Stated exercise
Copy, in full, each line of the material that holds the word "date".

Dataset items
▬▬▬
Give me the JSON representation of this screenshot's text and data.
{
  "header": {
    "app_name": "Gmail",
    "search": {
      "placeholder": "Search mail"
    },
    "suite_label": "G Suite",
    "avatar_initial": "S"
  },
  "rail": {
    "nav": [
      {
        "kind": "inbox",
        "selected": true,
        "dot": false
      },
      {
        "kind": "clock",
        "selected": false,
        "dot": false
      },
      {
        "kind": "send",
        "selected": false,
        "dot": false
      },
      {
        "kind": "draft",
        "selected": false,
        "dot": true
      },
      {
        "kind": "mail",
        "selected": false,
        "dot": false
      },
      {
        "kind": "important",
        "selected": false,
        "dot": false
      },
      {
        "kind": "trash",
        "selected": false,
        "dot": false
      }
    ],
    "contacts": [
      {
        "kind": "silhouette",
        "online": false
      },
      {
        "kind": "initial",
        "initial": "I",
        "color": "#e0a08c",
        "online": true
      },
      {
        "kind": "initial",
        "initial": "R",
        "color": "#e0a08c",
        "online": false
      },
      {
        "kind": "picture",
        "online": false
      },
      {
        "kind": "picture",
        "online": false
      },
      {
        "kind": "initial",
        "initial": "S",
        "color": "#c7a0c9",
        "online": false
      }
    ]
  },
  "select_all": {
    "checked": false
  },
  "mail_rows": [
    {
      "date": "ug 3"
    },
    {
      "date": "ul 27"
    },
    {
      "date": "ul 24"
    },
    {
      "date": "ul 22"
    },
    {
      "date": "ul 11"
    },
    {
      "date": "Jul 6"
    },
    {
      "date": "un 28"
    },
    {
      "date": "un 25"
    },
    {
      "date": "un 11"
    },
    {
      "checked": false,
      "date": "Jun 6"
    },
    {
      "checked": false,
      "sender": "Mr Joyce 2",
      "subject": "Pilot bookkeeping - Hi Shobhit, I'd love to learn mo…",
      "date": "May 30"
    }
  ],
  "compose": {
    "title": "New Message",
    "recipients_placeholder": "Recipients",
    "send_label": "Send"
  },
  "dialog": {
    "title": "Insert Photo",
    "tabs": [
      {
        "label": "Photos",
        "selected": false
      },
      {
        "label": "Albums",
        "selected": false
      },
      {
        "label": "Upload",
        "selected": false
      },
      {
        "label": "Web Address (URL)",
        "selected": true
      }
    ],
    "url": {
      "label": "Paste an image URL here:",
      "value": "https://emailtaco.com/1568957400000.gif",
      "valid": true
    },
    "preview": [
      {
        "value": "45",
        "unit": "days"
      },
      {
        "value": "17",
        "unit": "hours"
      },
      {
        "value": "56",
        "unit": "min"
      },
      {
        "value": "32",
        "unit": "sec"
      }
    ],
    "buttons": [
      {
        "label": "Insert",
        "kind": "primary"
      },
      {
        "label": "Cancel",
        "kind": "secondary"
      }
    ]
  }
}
▬▬▬
Response below
      "date": "ug 3"
      "date": "ul 27"
      "date": "ul 24"
      "date": "ul 22"
      "date": "ul 11"
      "date": "Jul 6"
      "date": "un 28"
      "date": "un 25"
      "date": "un 11"
      "date": "Jun 6"
      "date": "May 30"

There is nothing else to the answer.